>> Begin MATERIAL PROVIDED
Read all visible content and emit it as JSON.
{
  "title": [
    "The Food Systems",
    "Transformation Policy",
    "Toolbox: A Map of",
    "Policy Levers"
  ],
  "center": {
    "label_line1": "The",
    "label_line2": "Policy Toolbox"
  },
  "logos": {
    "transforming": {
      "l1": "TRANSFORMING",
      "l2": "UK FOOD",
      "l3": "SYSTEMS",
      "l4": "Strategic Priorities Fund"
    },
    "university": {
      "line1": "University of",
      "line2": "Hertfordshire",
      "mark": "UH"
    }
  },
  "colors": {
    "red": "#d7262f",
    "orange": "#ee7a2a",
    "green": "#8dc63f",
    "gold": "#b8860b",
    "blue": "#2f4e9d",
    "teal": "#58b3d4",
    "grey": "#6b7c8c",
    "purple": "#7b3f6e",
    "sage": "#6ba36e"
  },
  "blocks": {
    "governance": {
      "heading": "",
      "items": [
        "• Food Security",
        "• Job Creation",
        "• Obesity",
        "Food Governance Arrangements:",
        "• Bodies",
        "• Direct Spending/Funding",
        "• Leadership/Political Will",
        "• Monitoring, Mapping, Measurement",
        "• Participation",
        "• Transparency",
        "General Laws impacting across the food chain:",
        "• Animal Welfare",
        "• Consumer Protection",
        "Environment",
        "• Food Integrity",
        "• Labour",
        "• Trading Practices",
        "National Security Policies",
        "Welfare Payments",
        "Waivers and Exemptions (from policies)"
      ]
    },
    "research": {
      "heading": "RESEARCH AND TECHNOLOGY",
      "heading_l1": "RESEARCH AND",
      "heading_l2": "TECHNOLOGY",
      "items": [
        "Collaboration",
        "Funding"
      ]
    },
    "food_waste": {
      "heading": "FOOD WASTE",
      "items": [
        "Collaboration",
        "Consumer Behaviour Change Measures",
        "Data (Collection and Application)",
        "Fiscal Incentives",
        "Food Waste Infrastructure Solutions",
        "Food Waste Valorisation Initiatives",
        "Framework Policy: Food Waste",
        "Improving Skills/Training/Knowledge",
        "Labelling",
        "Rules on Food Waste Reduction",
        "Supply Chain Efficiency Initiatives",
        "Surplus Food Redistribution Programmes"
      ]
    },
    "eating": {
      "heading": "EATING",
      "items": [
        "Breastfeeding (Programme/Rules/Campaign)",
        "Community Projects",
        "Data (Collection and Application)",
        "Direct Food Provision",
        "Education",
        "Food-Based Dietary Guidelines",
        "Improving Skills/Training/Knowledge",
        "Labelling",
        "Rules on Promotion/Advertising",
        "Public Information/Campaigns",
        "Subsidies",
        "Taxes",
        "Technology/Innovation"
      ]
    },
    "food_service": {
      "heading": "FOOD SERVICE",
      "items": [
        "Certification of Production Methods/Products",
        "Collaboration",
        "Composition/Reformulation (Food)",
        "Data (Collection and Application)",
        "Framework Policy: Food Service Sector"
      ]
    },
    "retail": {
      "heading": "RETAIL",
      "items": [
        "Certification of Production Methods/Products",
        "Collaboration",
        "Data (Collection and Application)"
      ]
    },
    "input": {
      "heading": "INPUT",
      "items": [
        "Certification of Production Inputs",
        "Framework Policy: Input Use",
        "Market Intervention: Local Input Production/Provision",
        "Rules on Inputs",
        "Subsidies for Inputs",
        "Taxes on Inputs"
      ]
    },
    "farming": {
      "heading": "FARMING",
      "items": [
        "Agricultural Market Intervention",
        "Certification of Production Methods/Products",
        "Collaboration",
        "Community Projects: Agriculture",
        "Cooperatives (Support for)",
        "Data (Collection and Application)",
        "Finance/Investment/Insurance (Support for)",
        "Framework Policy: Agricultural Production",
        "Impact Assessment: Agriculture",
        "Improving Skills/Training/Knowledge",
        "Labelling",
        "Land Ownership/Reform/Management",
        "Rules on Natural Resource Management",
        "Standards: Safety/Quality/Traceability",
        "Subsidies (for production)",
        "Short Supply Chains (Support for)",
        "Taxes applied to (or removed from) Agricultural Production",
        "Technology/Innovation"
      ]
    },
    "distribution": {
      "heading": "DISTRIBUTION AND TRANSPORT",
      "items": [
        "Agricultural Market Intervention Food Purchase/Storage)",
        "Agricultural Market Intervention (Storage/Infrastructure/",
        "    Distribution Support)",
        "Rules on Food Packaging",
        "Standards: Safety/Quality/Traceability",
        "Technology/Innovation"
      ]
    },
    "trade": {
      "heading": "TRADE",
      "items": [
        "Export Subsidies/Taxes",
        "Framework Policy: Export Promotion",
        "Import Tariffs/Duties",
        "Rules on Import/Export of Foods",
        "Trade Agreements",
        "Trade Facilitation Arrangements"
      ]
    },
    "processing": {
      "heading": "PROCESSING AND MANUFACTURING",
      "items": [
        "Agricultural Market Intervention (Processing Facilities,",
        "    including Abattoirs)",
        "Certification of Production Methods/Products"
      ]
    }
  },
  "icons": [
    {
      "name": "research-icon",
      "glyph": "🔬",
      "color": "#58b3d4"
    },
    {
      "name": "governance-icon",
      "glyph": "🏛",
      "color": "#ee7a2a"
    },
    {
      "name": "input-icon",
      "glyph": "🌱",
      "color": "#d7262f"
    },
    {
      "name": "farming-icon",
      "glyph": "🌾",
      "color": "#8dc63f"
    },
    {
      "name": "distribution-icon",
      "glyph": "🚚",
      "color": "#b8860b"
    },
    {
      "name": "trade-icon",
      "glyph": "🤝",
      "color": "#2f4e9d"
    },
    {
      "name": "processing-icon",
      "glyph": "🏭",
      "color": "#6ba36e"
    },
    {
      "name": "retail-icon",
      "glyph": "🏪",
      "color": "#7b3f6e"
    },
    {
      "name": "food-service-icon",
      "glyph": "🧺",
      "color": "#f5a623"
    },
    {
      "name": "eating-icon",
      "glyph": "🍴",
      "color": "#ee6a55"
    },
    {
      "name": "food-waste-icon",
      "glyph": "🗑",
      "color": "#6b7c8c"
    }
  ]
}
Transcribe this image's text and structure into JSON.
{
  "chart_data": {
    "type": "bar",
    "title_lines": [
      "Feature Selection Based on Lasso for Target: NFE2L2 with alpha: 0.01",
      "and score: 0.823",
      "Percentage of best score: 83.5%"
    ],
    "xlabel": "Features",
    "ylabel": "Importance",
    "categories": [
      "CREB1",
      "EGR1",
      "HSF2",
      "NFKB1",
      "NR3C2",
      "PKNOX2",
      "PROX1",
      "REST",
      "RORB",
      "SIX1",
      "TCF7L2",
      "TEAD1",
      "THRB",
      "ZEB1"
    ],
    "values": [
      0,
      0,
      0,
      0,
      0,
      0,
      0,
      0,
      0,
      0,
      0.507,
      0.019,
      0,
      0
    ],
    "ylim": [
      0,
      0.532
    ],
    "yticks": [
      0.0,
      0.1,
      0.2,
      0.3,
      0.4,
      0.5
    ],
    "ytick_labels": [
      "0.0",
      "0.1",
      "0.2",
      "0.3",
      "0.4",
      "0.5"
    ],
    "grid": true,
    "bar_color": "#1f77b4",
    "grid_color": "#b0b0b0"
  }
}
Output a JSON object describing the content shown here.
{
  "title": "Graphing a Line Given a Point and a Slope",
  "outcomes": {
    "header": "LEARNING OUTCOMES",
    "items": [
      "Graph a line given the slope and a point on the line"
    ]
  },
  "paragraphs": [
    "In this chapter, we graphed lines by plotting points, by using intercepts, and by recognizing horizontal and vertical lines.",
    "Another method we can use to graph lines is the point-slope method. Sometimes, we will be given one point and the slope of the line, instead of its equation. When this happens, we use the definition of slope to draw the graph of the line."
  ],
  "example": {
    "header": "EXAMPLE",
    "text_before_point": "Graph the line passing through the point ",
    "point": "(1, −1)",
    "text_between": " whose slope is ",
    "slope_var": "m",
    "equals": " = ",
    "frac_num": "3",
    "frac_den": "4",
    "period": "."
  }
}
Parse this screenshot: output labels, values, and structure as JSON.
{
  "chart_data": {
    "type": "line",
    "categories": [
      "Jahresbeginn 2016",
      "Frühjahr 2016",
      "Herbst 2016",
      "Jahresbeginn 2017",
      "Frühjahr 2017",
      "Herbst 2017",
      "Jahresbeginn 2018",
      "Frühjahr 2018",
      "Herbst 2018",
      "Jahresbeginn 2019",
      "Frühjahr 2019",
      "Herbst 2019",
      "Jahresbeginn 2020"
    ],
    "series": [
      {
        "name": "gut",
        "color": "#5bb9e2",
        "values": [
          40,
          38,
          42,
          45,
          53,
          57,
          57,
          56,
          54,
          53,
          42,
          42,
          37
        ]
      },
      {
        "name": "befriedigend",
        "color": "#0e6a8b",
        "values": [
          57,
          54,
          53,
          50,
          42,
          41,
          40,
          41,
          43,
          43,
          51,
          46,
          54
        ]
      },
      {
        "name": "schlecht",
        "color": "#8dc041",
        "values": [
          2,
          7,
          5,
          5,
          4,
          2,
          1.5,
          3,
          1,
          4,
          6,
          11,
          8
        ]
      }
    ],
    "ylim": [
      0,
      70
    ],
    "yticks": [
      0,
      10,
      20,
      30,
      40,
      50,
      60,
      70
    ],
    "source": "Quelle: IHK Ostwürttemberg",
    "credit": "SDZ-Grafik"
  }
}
>> End MATERIAL PROVIDED
From the data above, copy each line that has the string "Consumer".

> _RESULT OF THE TASK_
        "• Consumer Protection",
        "Consumer Behaviour Change Measures",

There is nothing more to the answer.